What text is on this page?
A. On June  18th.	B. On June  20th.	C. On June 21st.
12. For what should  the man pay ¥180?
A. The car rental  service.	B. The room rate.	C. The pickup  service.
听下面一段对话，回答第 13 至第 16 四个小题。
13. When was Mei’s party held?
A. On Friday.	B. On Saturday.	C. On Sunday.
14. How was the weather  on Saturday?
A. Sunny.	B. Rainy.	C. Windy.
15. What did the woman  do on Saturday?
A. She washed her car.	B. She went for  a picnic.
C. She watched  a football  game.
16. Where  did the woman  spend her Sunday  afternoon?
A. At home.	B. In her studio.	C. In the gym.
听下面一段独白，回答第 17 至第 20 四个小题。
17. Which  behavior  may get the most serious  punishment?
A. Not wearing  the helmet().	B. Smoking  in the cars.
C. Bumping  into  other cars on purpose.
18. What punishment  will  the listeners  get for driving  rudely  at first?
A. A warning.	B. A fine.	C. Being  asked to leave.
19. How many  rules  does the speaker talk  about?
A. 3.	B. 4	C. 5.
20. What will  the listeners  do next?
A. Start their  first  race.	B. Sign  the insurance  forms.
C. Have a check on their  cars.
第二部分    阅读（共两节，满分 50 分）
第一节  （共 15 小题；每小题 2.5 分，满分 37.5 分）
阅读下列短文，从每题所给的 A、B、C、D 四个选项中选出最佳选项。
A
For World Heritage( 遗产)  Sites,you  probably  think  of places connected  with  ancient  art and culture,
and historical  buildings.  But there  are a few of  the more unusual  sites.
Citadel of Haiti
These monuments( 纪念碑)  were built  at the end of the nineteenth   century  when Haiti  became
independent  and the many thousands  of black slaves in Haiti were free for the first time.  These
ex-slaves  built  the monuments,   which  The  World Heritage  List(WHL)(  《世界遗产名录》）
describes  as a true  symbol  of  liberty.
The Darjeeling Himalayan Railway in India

-=-=-

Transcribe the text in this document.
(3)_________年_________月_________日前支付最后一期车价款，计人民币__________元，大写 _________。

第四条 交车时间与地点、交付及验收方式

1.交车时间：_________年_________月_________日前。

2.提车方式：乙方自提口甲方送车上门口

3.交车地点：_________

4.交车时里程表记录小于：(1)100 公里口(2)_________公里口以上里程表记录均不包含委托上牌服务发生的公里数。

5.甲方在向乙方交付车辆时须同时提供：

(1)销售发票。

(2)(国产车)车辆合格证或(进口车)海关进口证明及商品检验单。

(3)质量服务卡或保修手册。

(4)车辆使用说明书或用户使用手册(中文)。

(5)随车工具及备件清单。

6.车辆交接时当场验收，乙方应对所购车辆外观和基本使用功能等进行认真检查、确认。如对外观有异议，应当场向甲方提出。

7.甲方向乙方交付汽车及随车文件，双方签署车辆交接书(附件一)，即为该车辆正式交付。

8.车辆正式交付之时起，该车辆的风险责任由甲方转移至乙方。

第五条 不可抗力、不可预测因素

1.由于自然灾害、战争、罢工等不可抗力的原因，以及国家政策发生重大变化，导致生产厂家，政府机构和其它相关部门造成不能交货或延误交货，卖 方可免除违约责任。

-=-=-

What is being asked
Return each line of the data that contains the string "四个小题".

Output of the exercise
听下面一段对话，回答第 13 至第 16 四个小题。
听下面一段独白，回答第 17 至第 20 四个小题。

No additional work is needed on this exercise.